# start of Stored data
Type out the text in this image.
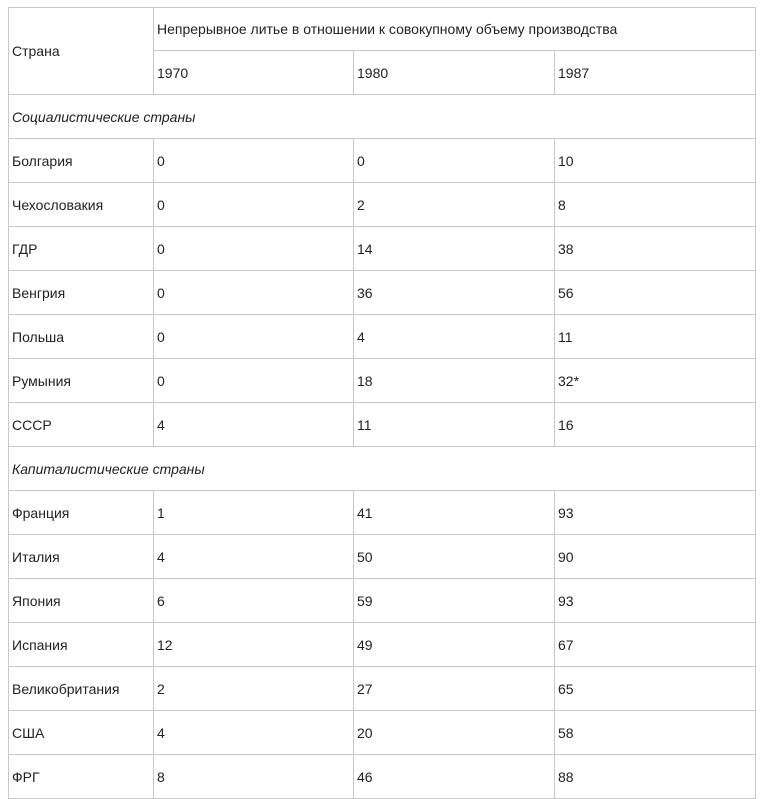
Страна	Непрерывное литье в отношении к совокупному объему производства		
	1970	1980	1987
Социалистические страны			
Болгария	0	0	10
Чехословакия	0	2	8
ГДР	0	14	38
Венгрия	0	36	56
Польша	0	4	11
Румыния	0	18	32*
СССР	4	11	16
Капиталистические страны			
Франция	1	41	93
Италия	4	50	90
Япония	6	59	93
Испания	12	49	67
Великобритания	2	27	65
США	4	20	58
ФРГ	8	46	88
# end of Stored data
# start of Stored data
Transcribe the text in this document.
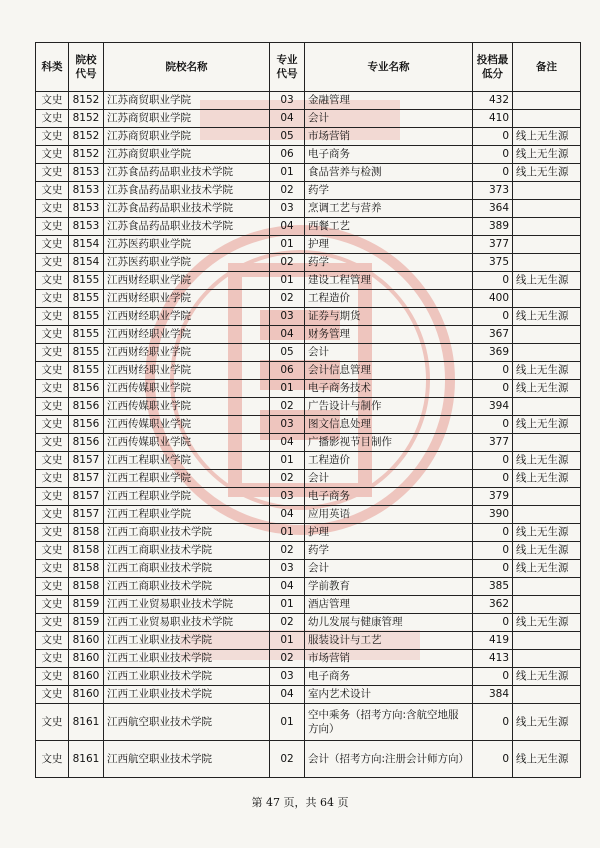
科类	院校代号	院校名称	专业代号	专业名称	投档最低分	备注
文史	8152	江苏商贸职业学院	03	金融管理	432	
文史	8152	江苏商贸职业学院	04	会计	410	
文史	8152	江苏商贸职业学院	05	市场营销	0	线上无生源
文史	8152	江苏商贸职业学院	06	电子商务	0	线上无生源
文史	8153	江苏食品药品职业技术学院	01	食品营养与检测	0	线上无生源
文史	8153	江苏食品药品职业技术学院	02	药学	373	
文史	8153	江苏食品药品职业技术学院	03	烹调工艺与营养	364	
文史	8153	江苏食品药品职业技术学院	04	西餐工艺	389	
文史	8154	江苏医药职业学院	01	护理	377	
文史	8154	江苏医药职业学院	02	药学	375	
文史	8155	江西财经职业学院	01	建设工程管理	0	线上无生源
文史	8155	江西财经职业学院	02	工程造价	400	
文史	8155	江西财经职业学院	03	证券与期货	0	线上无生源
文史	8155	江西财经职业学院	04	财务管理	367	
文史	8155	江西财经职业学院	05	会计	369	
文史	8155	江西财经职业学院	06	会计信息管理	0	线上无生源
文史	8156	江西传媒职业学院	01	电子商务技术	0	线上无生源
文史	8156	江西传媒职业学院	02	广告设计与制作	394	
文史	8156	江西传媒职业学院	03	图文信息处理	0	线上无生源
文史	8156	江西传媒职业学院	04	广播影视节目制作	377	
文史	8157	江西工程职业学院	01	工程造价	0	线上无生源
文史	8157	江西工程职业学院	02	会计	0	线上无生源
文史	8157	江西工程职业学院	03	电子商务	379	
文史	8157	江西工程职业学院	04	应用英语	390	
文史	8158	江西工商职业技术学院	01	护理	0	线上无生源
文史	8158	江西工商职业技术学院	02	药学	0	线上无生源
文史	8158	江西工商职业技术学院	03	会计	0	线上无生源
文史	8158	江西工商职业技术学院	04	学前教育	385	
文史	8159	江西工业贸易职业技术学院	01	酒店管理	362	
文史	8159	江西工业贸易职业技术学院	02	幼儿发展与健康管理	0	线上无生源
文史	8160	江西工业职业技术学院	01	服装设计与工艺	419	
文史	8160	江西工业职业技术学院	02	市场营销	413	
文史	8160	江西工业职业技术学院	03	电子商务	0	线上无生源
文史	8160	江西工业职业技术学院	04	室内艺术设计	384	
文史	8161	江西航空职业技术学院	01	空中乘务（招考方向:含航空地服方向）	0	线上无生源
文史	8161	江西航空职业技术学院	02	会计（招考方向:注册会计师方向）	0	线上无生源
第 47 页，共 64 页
# end of Stored data
# start of Stored data
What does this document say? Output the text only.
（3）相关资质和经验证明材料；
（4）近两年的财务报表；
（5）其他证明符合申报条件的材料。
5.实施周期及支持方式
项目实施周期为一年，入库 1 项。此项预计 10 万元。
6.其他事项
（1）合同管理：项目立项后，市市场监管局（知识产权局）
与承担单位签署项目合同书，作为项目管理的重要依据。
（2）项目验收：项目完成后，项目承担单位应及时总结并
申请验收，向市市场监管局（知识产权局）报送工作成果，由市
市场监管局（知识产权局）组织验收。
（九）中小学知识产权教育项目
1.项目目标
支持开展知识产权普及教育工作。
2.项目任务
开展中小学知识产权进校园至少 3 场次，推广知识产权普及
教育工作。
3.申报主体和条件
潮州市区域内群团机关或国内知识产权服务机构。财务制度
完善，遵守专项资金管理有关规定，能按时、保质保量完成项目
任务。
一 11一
# end of Stored data
Task prompt> Collect every line above that contains the word "text".

Completed task>
Type out the text in this image.
Transcribe the text in this document.
What does this document say? Output the text only.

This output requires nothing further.